[Dataset items]
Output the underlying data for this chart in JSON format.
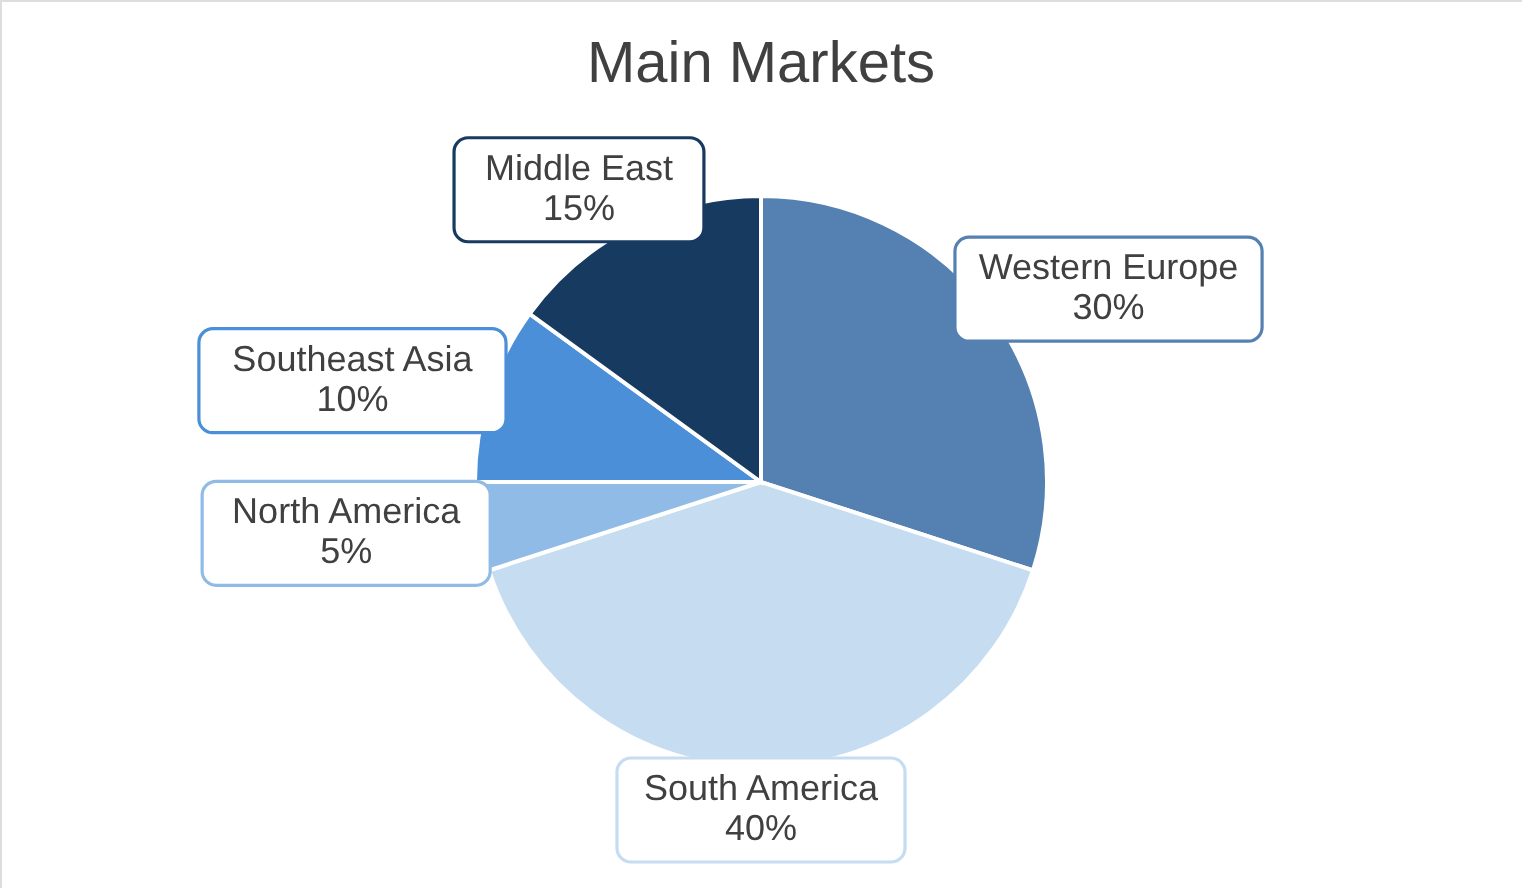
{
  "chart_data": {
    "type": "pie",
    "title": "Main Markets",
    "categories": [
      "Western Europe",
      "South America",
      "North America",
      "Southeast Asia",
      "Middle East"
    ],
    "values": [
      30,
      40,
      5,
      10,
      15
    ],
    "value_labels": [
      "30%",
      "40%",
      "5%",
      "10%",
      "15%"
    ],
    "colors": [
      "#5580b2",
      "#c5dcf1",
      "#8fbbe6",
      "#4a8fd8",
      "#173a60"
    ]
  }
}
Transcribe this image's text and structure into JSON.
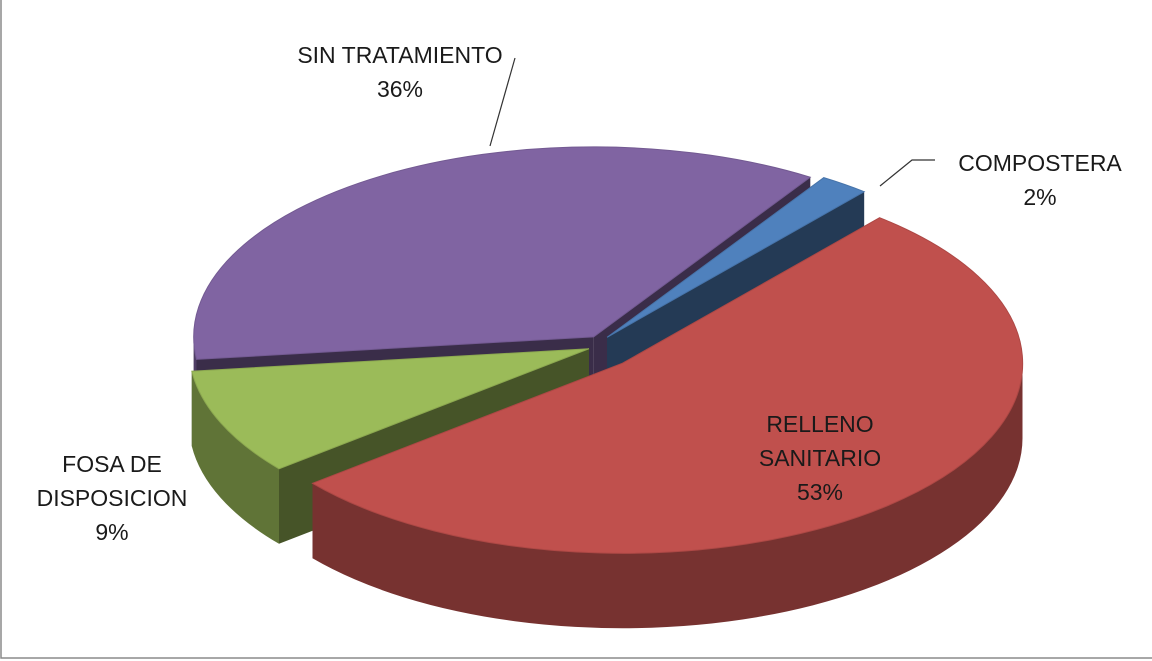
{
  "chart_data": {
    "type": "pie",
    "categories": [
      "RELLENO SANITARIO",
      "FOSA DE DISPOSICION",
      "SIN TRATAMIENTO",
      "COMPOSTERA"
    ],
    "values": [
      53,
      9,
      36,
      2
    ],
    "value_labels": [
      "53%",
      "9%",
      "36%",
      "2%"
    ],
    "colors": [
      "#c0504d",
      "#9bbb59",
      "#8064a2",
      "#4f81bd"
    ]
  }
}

▶ **What you have to do**: Every record gets retyped exactly; no picture goes into the copy.

▶ **Reply to the task**:
Output the underlying data for this chart in JSON format.
{
  "chart_data": {
    "type": "pie",
    "title": "Main Markets",
    "categories": [
      "Western Europe",
      "South America",
      "North America",
      "Southeast Asia",
      "Middle East"
    ],
    "values": [
      30,
      40,
      5,
      10,
      15
    ],
    "value_labels": [
      "30%",
      "40%",
      "5%",
      "10%",
      "15%"
    ],
    "colors": [
      "#5580b2",
      "#c5dcf1",
      "#8fbbe6",
      "#4a8fd8",
      "#173a60"
    ]
  }
}
Transcribe this image's text and structure into JSON.
{
  "chart_data": {
    "type": "pie",
    "categories": [
      "RELLENO SANITARIO",
      "FOSA DE DISPOSICION",
      "SIN TRATAMIENTO",
      "COMPOSTERA"
    ],
    "values": [
      53,
      9,
      36,
      2
    ],
    "value_labels": [
      "53%",
      "9%",
      "36%",
      "2%"
    ],
    "colors": [
      "#c0504d",
      "#9bbb59",
      "#8064a2",
      "#4f81bd"
    ]
  }
}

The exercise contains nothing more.